REQUIREMENT ->
Scan the lines below for the string "data" and report how many lines contain it, giving only the number.

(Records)
══════════════════════════════

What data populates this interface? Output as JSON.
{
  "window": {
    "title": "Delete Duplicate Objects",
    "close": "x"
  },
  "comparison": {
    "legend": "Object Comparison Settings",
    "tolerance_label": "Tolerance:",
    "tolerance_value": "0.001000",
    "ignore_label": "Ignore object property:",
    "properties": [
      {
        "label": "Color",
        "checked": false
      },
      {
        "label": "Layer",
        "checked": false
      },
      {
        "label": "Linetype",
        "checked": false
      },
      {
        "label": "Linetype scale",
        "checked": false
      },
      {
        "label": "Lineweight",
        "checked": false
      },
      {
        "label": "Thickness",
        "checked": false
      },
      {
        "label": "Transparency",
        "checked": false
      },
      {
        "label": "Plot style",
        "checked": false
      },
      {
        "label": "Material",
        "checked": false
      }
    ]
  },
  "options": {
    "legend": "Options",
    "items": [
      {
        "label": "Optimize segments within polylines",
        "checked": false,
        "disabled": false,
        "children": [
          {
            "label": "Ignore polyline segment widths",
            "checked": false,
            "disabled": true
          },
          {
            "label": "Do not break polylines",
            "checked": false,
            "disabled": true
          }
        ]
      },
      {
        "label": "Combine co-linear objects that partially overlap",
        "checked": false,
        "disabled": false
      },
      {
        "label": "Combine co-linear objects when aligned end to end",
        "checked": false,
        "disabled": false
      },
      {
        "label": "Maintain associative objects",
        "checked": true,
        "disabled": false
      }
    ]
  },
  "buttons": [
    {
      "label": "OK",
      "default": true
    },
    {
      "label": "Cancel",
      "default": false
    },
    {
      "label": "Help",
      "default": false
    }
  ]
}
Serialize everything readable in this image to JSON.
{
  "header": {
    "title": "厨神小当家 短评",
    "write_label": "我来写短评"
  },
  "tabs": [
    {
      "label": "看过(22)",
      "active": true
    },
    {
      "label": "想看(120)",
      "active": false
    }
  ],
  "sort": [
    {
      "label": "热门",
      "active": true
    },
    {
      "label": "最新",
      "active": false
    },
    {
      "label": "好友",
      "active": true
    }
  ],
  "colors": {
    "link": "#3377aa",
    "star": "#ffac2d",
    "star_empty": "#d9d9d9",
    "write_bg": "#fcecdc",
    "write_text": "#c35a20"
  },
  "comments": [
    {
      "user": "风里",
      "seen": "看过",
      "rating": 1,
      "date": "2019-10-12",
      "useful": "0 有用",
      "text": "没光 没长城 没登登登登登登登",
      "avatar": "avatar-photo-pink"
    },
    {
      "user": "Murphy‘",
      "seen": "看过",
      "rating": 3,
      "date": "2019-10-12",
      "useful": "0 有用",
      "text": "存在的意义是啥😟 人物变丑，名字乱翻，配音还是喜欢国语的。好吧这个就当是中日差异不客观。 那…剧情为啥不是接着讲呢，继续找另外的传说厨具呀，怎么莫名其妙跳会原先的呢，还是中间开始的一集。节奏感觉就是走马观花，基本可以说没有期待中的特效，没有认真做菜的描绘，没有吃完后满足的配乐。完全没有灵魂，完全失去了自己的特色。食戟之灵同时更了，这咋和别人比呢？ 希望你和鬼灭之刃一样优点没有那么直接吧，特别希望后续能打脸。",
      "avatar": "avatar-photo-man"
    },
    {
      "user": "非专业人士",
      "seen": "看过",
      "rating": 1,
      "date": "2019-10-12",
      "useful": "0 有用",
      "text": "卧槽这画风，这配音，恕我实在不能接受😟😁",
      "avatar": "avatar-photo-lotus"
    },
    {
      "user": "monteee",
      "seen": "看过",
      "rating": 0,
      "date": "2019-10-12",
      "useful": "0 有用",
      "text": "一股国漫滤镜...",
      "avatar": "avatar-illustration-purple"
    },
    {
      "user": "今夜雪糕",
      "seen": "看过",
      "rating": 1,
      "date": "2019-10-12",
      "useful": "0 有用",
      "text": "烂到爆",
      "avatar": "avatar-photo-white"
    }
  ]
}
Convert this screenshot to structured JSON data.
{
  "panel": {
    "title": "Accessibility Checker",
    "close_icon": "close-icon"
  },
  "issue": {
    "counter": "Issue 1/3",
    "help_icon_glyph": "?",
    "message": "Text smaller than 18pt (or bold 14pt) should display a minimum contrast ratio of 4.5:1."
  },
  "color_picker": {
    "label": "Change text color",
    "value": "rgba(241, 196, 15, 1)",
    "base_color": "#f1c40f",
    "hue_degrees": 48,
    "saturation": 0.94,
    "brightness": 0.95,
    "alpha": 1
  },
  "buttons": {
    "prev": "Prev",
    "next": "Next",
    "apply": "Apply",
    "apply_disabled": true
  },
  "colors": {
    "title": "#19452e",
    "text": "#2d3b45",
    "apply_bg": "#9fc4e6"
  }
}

══════════════════════════════

FINISHED TASK ->
2